(Source data)

────────────────────────────────────────

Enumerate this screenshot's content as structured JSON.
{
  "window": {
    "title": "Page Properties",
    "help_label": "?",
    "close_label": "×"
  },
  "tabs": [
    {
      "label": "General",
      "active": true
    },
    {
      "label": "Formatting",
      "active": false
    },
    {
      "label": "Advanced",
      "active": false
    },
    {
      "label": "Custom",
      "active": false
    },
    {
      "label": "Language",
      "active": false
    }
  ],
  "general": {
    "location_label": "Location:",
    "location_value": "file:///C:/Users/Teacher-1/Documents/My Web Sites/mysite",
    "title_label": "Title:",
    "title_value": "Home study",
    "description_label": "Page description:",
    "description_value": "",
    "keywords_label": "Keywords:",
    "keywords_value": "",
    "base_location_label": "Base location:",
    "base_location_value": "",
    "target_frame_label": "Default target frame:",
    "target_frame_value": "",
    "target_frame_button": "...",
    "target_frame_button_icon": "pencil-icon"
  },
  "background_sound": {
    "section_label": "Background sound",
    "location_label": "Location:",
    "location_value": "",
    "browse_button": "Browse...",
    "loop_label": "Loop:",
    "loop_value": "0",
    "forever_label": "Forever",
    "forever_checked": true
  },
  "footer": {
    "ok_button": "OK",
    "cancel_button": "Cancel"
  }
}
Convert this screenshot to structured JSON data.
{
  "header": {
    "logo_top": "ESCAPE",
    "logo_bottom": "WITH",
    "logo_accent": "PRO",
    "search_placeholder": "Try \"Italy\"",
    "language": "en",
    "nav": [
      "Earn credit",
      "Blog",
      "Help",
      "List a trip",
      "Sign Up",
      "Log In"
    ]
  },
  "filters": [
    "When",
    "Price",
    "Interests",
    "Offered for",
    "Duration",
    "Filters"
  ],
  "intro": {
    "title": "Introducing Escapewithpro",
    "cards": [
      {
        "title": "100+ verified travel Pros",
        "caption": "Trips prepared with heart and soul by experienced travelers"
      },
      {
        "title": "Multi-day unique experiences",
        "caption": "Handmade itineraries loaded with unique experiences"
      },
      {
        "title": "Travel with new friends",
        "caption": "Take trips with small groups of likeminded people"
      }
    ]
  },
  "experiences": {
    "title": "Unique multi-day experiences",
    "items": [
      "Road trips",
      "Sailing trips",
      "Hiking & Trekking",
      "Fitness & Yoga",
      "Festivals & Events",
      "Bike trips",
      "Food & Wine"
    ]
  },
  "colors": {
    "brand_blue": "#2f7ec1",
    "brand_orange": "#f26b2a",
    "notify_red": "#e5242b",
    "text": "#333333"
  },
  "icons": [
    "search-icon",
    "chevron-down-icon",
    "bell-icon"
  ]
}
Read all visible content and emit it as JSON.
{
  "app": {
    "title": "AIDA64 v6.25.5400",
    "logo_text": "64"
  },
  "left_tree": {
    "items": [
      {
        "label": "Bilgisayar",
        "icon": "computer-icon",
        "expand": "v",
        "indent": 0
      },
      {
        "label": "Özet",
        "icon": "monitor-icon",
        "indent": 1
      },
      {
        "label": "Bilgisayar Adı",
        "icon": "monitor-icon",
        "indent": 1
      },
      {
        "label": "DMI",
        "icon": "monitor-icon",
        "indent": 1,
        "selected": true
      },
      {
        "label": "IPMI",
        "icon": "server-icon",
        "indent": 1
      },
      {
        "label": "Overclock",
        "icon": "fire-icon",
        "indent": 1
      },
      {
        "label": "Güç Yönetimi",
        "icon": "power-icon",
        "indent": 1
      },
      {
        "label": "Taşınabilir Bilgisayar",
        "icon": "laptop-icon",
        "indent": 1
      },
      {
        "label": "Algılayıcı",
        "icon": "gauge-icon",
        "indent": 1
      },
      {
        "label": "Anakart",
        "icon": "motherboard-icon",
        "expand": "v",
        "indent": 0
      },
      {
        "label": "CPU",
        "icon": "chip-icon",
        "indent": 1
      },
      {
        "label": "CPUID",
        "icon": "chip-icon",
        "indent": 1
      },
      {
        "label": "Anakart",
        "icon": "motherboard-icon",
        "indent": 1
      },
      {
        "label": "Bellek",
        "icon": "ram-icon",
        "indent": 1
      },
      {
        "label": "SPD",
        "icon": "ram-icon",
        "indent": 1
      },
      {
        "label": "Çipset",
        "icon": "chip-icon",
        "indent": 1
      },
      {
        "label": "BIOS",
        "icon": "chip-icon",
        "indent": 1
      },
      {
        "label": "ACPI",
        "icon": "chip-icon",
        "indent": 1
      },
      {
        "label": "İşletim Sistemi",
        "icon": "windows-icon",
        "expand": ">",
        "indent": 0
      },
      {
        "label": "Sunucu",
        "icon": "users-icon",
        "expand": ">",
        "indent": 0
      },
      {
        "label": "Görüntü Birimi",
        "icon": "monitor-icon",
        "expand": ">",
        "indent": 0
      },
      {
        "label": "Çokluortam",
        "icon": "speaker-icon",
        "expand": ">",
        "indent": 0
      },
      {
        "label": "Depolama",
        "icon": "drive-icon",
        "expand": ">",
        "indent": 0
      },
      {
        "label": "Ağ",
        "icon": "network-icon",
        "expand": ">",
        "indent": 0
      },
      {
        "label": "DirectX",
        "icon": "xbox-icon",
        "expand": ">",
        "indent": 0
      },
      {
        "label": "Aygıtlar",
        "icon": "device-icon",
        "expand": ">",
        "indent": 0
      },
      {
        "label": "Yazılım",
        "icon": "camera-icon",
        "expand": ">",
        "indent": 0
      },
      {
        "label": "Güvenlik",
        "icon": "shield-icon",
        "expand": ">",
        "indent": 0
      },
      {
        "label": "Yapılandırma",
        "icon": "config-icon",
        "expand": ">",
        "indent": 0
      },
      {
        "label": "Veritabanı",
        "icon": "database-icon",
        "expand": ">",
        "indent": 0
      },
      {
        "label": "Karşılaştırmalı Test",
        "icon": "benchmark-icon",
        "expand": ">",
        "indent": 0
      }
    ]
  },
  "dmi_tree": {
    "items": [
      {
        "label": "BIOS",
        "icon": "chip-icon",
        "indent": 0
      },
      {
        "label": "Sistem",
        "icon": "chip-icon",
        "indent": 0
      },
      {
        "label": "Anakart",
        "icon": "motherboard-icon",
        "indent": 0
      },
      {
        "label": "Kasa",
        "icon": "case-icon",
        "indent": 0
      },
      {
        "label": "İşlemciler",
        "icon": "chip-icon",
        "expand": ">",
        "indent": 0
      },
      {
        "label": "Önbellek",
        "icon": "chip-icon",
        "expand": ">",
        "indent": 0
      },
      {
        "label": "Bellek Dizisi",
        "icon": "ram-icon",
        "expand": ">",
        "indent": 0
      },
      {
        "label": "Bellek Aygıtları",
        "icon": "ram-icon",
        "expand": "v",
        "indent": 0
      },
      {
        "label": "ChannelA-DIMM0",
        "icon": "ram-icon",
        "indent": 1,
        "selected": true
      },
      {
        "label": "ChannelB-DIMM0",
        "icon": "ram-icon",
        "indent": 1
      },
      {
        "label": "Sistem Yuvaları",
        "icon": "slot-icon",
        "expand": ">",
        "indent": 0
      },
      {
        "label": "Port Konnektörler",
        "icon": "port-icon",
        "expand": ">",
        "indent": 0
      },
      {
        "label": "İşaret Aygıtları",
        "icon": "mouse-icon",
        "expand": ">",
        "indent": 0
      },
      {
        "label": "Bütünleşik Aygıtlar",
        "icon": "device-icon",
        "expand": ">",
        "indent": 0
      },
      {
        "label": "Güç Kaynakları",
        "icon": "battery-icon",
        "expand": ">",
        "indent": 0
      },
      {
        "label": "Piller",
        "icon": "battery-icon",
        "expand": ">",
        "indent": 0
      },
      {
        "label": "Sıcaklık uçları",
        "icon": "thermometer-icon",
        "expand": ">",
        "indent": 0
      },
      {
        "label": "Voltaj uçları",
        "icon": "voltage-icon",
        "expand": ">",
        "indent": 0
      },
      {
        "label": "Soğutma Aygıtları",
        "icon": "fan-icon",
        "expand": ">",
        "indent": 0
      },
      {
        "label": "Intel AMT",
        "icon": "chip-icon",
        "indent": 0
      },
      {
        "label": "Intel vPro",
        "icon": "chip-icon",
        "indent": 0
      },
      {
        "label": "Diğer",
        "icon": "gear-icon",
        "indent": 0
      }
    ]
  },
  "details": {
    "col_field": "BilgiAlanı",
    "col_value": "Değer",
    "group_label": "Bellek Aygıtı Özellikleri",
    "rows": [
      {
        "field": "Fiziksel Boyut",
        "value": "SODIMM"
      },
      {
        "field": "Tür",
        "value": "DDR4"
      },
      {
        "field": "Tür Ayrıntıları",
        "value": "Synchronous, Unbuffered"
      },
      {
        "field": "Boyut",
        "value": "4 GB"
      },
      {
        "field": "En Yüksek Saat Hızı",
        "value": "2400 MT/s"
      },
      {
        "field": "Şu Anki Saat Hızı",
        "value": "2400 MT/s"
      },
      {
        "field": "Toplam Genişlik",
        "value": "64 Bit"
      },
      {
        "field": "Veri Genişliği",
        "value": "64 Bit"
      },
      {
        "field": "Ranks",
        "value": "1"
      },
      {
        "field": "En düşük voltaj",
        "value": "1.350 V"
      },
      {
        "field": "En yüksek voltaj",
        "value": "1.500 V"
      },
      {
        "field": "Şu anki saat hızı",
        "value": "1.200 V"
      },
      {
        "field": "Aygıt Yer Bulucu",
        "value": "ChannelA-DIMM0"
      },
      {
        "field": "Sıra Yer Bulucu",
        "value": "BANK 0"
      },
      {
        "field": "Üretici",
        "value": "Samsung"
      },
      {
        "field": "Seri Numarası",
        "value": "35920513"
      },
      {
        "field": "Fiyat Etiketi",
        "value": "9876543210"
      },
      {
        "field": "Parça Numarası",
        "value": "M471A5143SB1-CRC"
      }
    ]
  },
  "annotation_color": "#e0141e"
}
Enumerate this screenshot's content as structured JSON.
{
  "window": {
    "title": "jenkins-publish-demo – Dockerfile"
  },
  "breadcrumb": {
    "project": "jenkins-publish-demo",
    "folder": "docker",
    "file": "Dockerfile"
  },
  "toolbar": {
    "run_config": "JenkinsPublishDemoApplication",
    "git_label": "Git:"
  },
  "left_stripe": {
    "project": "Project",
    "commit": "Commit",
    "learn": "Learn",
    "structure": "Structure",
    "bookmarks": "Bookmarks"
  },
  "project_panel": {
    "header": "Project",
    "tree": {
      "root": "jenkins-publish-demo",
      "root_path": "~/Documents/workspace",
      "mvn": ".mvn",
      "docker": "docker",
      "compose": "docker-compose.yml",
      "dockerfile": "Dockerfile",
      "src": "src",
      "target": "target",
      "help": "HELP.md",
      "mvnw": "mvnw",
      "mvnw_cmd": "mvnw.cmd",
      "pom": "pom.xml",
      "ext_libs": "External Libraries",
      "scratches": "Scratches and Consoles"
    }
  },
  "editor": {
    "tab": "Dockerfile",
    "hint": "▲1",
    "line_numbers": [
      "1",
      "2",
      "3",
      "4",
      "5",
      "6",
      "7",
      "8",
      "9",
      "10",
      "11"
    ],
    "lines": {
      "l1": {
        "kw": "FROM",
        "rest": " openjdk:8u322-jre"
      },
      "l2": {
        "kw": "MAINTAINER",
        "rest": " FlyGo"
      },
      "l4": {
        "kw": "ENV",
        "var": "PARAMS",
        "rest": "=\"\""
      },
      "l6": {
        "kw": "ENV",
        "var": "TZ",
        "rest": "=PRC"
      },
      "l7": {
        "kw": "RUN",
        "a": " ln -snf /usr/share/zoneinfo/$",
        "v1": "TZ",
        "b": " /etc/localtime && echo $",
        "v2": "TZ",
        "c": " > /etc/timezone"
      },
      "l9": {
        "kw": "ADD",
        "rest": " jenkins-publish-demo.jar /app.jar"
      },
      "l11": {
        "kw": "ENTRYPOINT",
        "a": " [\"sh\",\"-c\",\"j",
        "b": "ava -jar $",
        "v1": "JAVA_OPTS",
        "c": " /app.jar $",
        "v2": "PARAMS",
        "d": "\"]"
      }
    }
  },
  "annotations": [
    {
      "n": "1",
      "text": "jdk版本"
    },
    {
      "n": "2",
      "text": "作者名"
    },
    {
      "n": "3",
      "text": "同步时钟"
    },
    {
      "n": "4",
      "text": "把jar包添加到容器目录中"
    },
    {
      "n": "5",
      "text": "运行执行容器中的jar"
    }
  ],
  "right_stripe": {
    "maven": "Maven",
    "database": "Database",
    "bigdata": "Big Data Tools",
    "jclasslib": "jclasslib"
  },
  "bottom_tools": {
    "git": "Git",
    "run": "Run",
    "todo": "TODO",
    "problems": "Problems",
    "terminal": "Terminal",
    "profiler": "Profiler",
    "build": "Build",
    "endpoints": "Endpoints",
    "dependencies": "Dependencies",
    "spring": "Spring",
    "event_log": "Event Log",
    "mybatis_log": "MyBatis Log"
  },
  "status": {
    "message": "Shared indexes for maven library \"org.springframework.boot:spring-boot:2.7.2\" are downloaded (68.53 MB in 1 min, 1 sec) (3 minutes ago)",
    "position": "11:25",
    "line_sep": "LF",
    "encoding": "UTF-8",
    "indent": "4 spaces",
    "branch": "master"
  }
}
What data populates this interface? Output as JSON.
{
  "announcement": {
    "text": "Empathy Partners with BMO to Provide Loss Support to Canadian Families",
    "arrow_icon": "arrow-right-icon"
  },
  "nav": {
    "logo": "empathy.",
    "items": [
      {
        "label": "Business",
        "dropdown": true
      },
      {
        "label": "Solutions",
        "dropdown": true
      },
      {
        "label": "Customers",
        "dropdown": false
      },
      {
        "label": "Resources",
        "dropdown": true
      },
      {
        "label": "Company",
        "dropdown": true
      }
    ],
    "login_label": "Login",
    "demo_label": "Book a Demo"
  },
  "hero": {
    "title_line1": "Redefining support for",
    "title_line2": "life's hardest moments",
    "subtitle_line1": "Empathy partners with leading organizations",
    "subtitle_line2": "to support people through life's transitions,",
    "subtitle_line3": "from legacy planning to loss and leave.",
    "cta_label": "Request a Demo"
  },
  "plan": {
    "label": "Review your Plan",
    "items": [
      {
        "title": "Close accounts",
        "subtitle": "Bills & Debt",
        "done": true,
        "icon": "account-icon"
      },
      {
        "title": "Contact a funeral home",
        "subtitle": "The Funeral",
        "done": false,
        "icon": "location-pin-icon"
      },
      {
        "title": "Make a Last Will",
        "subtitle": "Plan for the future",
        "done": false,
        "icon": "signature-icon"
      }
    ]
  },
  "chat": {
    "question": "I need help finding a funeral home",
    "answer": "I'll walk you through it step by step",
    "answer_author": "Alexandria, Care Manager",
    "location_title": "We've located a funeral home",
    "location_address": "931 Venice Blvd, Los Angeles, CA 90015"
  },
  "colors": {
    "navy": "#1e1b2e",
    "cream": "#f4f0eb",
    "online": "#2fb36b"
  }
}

────────────────────────────────────────

● WHAT YOU ARE ASKED TO DO
Find every line that holds "database" and copy it.

● OUTPUT OF THE EXERCISE
        "icon": "database-icon",
    "database": "Database",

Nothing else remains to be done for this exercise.